What is needed →
Go through each line of the records below and count those with the word "this"; give only the total.

Data excerpts →
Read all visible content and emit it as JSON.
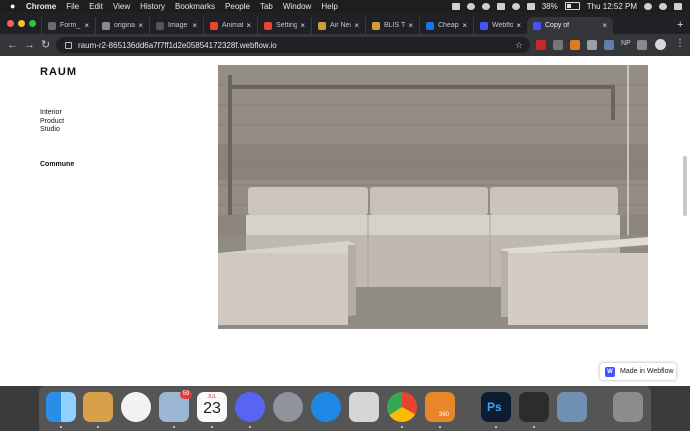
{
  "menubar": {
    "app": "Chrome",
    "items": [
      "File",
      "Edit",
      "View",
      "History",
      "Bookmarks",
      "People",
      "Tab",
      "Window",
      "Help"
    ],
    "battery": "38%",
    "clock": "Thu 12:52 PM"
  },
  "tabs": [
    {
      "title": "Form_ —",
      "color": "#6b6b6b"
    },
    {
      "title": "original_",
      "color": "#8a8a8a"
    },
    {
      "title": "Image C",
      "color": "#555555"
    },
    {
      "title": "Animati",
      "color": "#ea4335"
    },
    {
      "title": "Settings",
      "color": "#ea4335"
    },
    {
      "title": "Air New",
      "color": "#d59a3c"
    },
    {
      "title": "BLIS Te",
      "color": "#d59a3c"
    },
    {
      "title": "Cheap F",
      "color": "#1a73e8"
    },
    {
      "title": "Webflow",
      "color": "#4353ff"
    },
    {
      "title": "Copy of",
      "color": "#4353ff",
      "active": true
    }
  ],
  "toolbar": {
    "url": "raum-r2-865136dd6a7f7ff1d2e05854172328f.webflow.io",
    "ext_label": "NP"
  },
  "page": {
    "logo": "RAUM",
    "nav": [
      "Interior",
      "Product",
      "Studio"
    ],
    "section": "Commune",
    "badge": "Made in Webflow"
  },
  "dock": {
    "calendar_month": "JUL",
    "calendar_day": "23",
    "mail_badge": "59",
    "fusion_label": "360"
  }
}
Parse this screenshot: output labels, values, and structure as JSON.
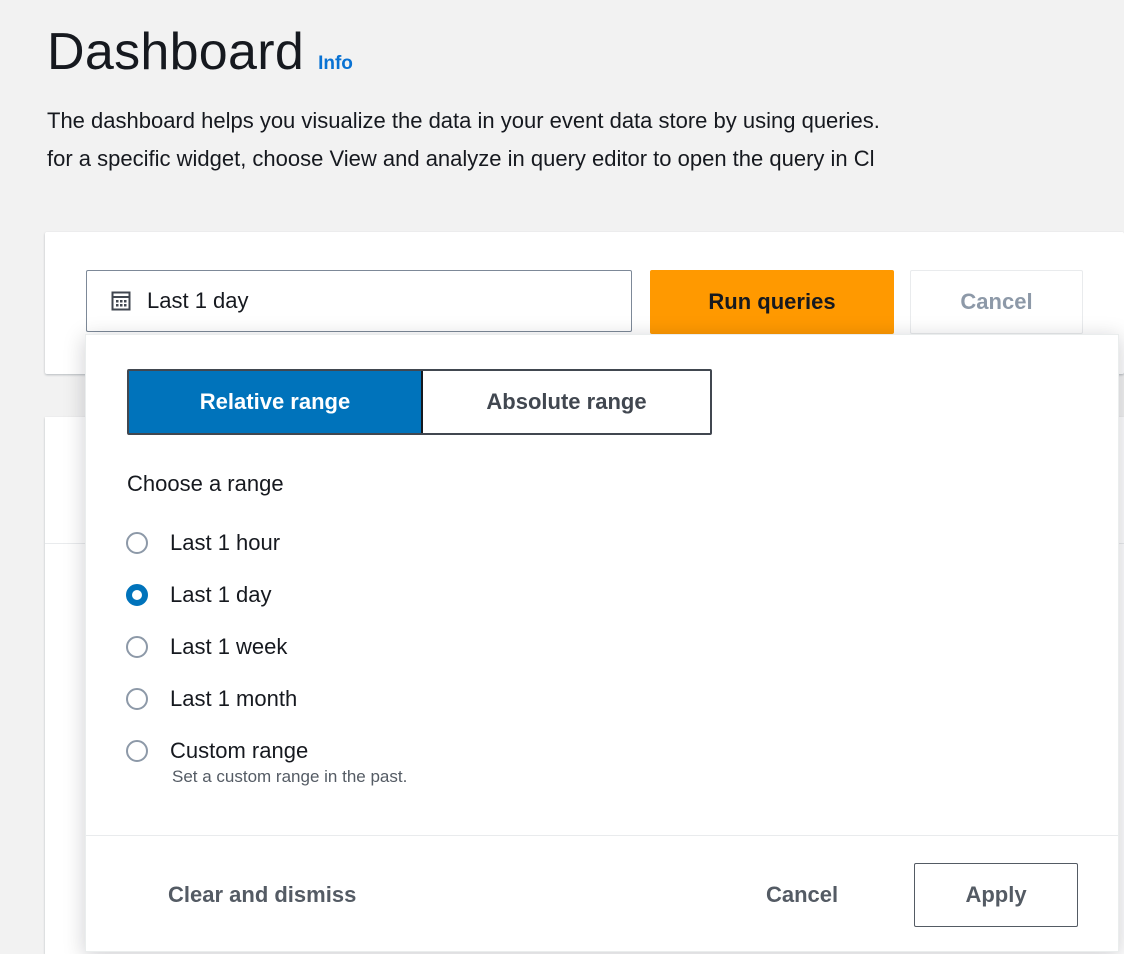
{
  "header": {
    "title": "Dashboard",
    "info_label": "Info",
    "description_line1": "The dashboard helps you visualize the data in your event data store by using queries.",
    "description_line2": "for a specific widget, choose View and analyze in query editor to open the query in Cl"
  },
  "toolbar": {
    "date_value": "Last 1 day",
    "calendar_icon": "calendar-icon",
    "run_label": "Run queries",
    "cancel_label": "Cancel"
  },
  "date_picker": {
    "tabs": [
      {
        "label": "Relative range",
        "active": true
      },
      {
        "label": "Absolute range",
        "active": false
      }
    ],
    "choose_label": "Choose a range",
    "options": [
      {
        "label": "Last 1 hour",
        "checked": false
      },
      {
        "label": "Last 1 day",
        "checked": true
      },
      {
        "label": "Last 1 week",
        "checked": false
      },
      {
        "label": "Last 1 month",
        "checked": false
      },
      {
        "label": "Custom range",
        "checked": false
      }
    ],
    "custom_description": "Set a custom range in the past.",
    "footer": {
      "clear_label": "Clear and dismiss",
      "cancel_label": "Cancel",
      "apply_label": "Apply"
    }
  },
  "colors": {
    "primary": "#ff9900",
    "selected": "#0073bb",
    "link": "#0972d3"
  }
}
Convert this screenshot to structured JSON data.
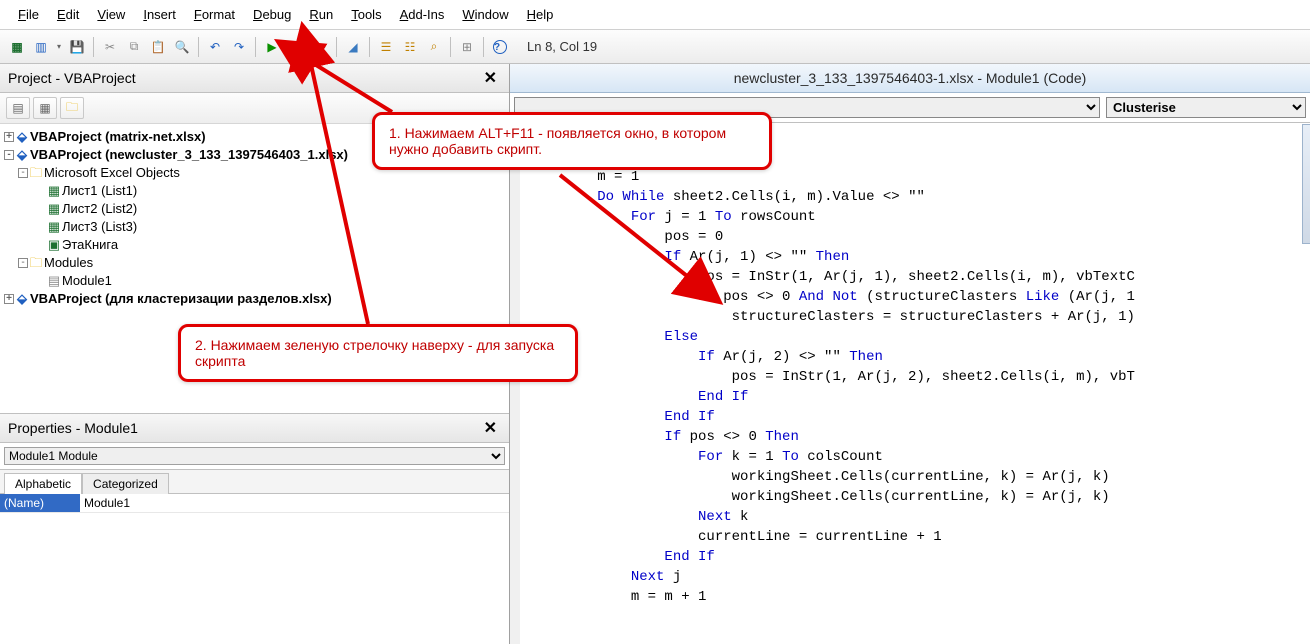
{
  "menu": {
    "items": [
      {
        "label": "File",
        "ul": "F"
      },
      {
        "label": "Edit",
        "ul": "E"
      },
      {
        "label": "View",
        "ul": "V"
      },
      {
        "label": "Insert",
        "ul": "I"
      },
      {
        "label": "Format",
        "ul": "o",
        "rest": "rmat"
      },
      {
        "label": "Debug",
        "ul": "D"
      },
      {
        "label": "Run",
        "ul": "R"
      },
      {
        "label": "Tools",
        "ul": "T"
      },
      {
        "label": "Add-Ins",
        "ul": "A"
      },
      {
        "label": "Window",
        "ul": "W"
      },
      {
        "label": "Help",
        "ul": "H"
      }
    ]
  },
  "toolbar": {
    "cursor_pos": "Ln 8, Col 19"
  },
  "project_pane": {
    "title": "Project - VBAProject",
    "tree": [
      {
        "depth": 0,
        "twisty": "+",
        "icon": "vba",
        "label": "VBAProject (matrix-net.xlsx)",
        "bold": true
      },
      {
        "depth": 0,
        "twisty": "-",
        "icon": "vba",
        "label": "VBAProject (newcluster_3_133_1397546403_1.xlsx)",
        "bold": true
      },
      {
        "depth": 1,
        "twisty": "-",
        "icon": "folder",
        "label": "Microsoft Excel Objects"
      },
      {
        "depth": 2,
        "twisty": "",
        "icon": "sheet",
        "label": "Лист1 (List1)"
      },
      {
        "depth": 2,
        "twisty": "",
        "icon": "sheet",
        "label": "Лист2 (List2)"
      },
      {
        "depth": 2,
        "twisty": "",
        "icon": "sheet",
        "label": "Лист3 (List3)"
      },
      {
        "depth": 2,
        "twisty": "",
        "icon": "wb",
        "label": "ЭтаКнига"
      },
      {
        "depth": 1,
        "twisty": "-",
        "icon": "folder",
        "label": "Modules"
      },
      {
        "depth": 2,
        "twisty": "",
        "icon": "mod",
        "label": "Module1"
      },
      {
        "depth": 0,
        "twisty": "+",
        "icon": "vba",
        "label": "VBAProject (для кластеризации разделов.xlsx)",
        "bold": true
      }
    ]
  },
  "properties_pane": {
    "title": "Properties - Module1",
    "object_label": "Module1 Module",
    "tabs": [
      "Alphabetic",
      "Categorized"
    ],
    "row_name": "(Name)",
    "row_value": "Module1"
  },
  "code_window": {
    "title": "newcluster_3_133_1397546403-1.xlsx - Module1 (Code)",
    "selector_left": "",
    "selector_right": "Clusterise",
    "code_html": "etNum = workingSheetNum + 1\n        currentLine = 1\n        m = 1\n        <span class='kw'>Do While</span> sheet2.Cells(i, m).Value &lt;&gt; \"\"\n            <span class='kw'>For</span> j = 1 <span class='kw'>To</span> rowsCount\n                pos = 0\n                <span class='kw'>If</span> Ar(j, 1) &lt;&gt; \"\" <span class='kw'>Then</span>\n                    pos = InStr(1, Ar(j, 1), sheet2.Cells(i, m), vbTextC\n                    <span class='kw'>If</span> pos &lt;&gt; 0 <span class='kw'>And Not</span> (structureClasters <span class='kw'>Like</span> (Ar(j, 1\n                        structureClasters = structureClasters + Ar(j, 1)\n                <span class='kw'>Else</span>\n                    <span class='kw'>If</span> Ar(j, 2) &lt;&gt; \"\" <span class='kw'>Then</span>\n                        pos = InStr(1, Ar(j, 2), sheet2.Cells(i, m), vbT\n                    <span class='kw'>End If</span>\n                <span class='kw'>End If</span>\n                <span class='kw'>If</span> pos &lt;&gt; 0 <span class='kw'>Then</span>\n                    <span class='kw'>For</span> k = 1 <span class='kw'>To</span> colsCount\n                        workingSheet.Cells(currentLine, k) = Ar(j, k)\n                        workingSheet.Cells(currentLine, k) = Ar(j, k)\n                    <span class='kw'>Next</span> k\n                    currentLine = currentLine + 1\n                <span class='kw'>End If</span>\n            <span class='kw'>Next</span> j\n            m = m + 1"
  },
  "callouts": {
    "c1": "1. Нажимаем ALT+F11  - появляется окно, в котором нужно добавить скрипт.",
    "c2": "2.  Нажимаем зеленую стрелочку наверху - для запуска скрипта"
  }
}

--

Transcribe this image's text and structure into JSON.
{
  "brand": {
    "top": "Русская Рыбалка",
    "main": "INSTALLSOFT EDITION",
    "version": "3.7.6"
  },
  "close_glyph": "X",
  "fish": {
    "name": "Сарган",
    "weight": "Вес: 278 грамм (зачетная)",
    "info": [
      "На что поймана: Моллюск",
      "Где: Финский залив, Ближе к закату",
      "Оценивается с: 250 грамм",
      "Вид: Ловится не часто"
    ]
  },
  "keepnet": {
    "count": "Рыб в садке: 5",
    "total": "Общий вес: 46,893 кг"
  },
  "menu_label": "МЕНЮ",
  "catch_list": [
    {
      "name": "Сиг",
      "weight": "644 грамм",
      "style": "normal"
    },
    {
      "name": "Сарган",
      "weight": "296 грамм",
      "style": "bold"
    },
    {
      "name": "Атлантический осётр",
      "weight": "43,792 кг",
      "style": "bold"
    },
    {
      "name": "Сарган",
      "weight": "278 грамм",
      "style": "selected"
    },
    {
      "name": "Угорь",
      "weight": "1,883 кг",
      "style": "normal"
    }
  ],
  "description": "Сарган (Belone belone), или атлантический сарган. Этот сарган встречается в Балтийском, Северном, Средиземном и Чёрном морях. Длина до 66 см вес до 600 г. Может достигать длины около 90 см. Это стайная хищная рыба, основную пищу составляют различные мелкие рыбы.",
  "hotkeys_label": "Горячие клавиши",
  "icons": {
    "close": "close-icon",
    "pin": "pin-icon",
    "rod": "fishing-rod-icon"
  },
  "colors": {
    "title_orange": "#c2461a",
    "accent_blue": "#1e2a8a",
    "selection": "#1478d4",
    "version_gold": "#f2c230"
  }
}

Written solution →
3